**WORK TO DO**
Determine which lines contain the word "Source", then copy those lines.

Dataset items

|---|

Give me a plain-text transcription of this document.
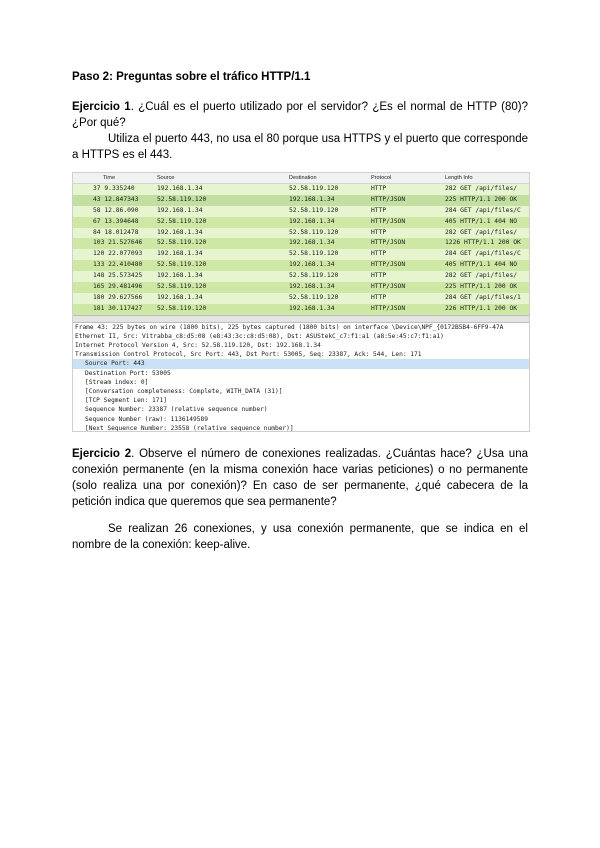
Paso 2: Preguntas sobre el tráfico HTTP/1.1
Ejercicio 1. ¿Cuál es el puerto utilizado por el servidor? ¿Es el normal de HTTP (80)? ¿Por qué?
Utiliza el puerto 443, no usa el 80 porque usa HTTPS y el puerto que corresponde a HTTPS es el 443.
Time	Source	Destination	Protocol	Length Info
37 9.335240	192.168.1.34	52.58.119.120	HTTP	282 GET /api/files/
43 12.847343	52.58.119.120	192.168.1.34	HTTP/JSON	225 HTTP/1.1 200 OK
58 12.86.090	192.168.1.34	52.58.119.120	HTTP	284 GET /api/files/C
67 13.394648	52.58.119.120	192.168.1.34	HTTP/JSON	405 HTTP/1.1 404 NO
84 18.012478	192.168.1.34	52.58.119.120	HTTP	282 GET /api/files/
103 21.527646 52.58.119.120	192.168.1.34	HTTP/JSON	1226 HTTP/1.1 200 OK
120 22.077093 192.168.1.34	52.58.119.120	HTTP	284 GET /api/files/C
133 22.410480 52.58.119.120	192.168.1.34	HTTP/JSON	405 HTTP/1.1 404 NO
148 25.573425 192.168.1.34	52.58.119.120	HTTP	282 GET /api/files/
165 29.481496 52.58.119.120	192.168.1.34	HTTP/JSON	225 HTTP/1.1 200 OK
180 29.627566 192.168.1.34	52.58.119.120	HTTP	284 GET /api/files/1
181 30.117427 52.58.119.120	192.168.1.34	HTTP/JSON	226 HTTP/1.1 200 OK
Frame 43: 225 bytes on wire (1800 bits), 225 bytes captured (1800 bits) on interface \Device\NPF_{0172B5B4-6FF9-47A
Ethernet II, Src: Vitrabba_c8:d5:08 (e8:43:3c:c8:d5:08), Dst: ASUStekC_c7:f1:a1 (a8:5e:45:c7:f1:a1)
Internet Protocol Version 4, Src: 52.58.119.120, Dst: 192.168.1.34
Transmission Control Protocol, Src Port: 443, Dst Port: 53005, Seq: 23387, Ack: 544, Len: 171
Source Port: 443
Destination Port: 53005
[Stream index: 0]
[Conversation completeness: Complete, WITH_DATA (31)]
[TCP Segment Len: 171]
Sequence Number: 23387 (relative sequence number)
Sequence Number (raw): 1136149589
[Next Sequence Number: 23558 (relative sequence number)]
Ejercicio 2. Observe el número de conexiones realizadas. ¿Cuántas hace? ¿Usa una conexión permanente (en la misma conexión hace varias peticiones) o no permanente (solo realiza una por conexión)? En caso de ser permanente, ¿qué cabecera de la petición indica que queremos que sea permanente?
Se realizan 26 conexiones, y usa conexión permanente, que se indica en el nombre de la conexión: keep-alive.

|---|

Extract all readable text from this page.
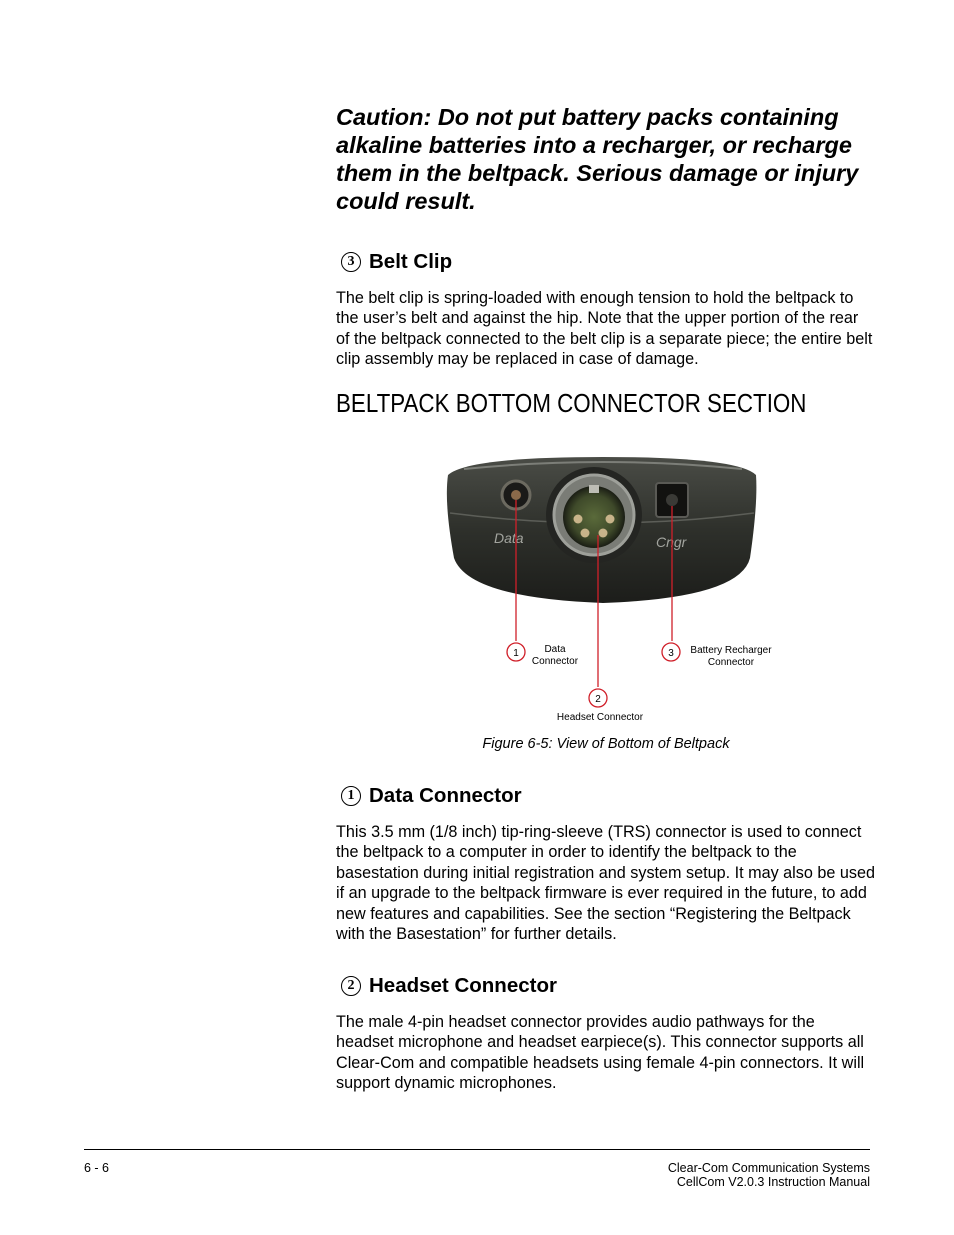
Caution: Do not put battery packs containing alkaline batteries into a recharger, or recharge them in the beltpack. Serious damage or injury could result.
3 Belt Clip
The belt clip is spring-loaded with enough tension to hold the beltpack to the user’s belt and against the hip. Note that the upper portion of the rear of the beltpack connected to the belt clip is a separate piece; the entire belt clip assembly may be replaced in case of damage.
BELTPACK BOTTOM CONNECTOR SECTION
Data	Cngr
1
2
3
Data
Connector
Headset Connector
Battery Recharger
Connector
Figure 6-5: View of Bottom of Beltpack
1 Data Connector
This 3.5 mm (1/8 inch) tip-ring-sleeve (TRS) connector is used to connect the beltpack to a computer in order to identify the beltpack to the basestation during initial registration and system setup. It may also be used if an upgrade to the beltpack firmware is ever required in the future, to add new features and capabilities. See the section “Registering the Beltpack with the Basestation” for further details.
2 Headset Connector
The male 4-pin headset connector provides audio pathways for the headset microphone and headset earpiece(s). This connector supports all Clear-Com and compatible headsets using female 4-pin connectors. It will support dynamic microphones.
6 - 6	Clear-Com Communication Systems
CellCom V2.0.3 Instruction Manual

|---|

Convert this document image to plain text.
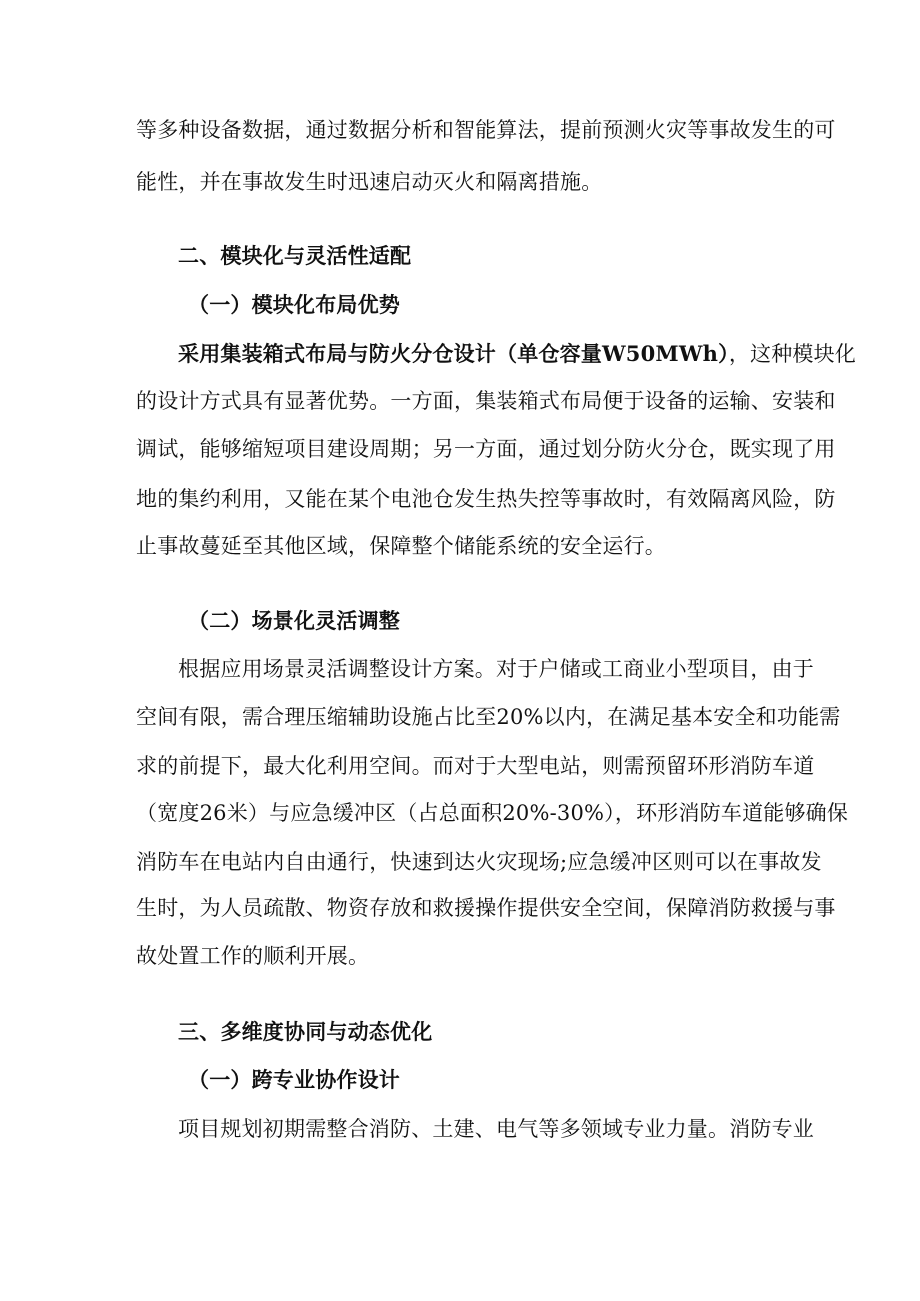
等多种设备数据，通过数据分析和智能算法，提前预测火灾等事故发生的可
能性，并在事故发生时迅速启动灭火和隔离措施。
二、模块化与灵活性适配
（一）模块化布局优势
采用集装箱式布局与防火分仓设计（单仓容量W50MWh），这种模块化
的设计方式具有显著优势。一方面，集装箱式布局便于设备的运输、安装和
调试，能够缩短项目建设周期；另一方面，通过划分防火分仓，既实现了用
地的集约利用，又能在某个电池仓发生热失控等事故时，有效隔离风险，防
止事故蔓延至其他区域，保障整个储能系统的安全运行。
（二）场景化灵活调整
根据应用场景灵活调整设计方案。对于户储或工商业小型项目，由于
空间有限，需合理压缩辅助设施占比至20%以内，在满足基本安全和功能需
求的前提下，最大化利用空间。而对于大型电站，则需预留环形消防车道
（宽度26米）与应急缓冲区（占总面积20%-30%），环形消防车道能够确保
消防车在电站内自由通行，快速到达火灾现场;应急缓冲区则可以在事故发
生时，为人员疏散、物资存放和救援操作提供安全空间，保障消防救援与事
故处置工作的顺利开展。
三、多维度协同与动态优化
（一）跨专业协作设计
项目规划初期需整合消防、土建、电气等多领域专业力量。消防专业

|---|

**THE COMPLETED TASK**
Time	Source	Destination	Protocol	Length Info
Source Port: 443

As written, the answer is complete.